## Consigne
Poursuivez le discours sur la contractualisation agricole au-delà de sa dernière phrase.

## Texte fourni
━━━━━━━━━━━━━━━━━━━━

Monsieur le président, monsieur le ministre, mes chers collègues, montée des risques climatiques, prise en compte des impératifs environnementaux, volatilité accrue des prix agricoles, réduction des soutiens publics et démantèlement des instruments d’intervention sur les marchés : notre agriculture vit depuis quelques années un véritable bouleversement.
La LMAP, votée voilà près d’un an, avait pour objectif de permettre à la « ferme France » de faire face au nouveau contexte en favorisant la structuration des filières et en permettant à l’agriculteur de mieux gérer ses risques.
Avec le renforcement des interprofessions, lié à l’obligation du regroupement des producteurs, la contractualisation est l’un des moyens proposés pour mieux structurer les filières agricoles et agro-alimentaires.
L’enjeu n’est pas mince. Pour les acteurs de la filière laitière, avec la fin des quotas européens en 2015, produire ne suffira plus : il faudra savoir vendre et s’assurer des débouchés.
Anticiper la réforme de la PAC était nécessaire, et le groupe de travail sénatorial présidé par Jean-Paul Emorine et coprésidé notamment par Jean Bizet est à la manœuvre pour vous aider, monsieur le ministre, dans cette affaire délicate.
Bien entendu, la France se bat pour une PAC forte après 2014, qui donnerait plus de place à la régulation. Mais nous ne reviendrons pas au système semi-administré d’hier. Une majorité d’États membres reste fondamentalement attachée à l’orientation de la PAC vers le marché.
En ma qualité de rapporteur de la LMAP, j’ai donc soutenu la mise en place de la contractualisation, en lui apportant quelques adaptations.
En premier lieu, nous avons tenu, avec votre accord, monsieur le ministre, à ce que la contractualisation soit d’abord l’affaire des interprofessions. Ainsi, la loi prévoit que le cadre contractuel fixé par accord interprofessionnel remplacera celui qui est fixé par l’État. Ce dernier définit donc simplement un régime par défaut. Il appartient aux acteurs du monde agricole de se mettre d’accord pour déroger à ce cadre.
En second lieu, par souci d’équité, j’ai veillé à ce que les coopératives soient soumises à la même obligation de contractualisation avec leurs adhérents que les autres opérateurs. Ce qui me paraît aller de soi, c’est que le coopérateur apporte l’intégralité de sa production à sa coopérative.
La loi a fixé en juillet 2010 le cadre de la contractualisation. Il restait à donner à cette contractualisation une consistance.
Aucun accord interprofessionnel n’étant intervenu, ce sont deux décrets qui ont défini par défaut le régime contractuel.
Dans le secteur du lait, les acheteurs ont l’obligation de proposer un contrat aux producteurs depuis le 1er avril. Dans celui des fruits et légumes, les contrats sont obligatoires depuis le 1er mars.
Si la contractualisation est et demeure, je le répète, un excellent principe, sa mise en œuvre suscite plusieurs interrogations.
Tout d’abord, la relation reste déséquilibrée entre les producteurs et les industriels qui leur achètent leur production. Les regroupements en organisations de producteurs puissantes n’ont pas encore eu lieu, ce qui ne met pas les producteurs en position de force dans la négociation, mais cet état de fait est de leur responsabilité.

━━━━━━━━━━━━━━━━━━━━

## Données extraites
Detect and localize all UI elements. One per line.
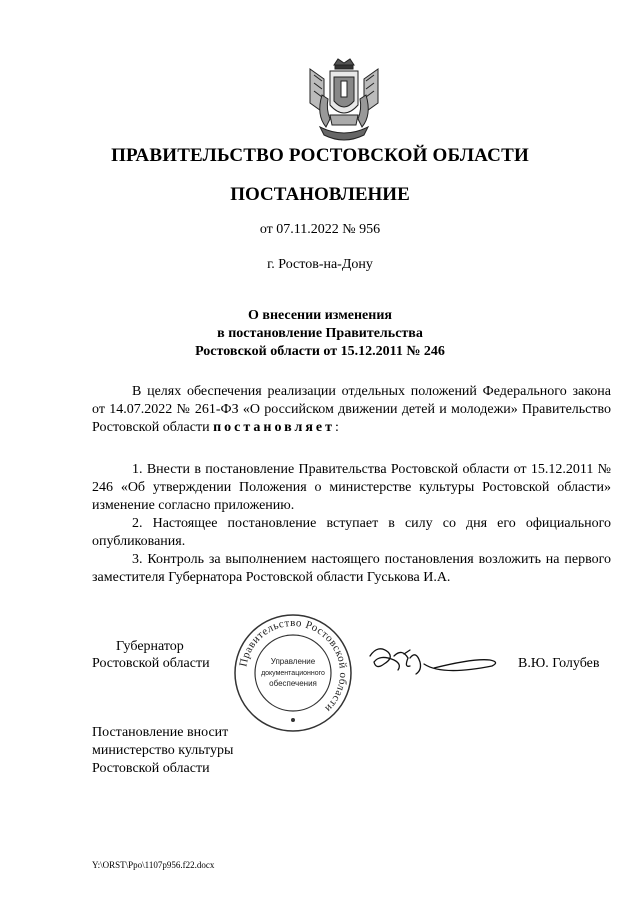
list-item: 1. Внести в постановление Правительства Ростовской области от 15.12.2011 № 246 «Об утверждении Положения о министерстве культуры Ростовской области» изменение согласно приложению.: [92, 462, 611, 513]
file-path-footer: Y:\ORST\Ppo\1107p956.f22.docx: [92, 860, 215, 870]
subject-line-2: в постановление Правительства: [217, 326, 423, 341]
preamble-text: В целях обеспечения реализации отдельных положений Федерального закона от 14.07.2022 № 261-ФЗ «О российском движении детей и молодежи» Правительство Ростовской области: [92, 384, 611, 435]
list-item: 2. Настоящее постановление вступает в силу со дня его официального опубликования.: [92, 516, 611, 549]
stamp-ring-text: Правительство Ростовской области: [237, 616, 350, 715]
organization-title: ПРАВИТЕЛЬСТВО РОСТОВСКОЙ ОБЛАСТИ: [111, 145, 529, 166]
subject-line-1: О внесении изменения: [248, 308, 392, 323]
coat-of-arms-icon: [300, 55, 388, 147]
official-stamp: [232, 612, 354, 734]
list-item: 3. Контроль за выполнением настоящего постановления возложить на первого заместителя Губернатора Ростовской области Гуськова И.А.: [92, 552, 611, 585]
submitter-line-1: Постановление вносит: [92, 725, 229, 740]
city-line: г. Ростов-на-Дону: [267, 257, 373, 272]
signer-role-line-2: Ростовской области: [92, 656, 210, 671]
signer-name: В.Ю. Голубев: [518, 656, 600, 671]
stamp-center-line-2: документационного: [261, 670, 325, 677]
date-number-line: от 07.11.2022 № 956: [259, 222, 381, 237]
items-list: [92, 461, 611, 587]
stamp-center-line-1: Управление: [270, 657, 316, 666]
preamble-paragraph: [92, 383, 611, 437]
preamble-end: :: [335, 420, 339, 435]
document-subject: [0, 307, 640, 361]
document-type: ПОСТАНОВЛЕНИЕ: [230, 184, 410, 205]
handwritten-signature: [364, 636, 504, 682]
signer-role-line-1: Губернатор: [116, 639, 184, 654]
submitter-line-2: министерство культуры: [92, 743, 234, 758]
submitter-block: [92, 724, 233, 778]
submitter-line-3: Ростовской области: [92, 761, 210, 776]
preamble-keyword: постановляет: [213, 420, 336, 435]
subject-line-3: Ростовской области от 15.12.2011 № 246: [195, 344, 445, 359]
stamp-center-line-3: обеспечения: [269, 679, 317, 688]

━━━━━━━━━━━━━━━━━━━━

## Corrigé
En ce qui concerne le secteur du lait, je n’ai pas l’impression que les industriels aient proposé des contrats d’intégration, ce qui était la crainte initiale des producteurs. Cependant, ce déséquilibre a une traduction concrète : les clauses des contrats sont rédigées de manière plus favorable à l’acheteur qu’au producteur de lait. Certains contrats prévoient que le prix sera fixé non pas en fonction d’indices de tendance mais « de manière à conserver la compétitivité » du secteur d’activité, ce qui ouvre la voie à une renégociation permanente.
En conséquence, peu de contrats ont été signés à ce jour. Une grande méfiance prévaut et nous attendons avec impatience le rapport du médiateur des contrats, qui doit contribuer à rapprocher les points de vue.
Quelles mesures pourraient être envisagées pour que la contractualisation soit plus équilibrée dans le secteur du lait, entre producteurs et industriels ? C’est à cette question qu’il faut s’atteler pour réussir la contractualisation dans cette filière.
Ensuite, dans le secteur des fruits et légumes, la conclusion de contrats pour trois ans paraît difficilement compatible avec l’activité de vente sur les marchés de carreau. Sur ces marchés, on trouve le plus souvent de petits producteurs et des produits dont la disponibilité dépend fortement des conditions météorologiques, et la marchandise n’étant pas stockable, elle doit être vendue. Bref, la logique économique de ces marchés est plutôt celle d’achats d’opportunité.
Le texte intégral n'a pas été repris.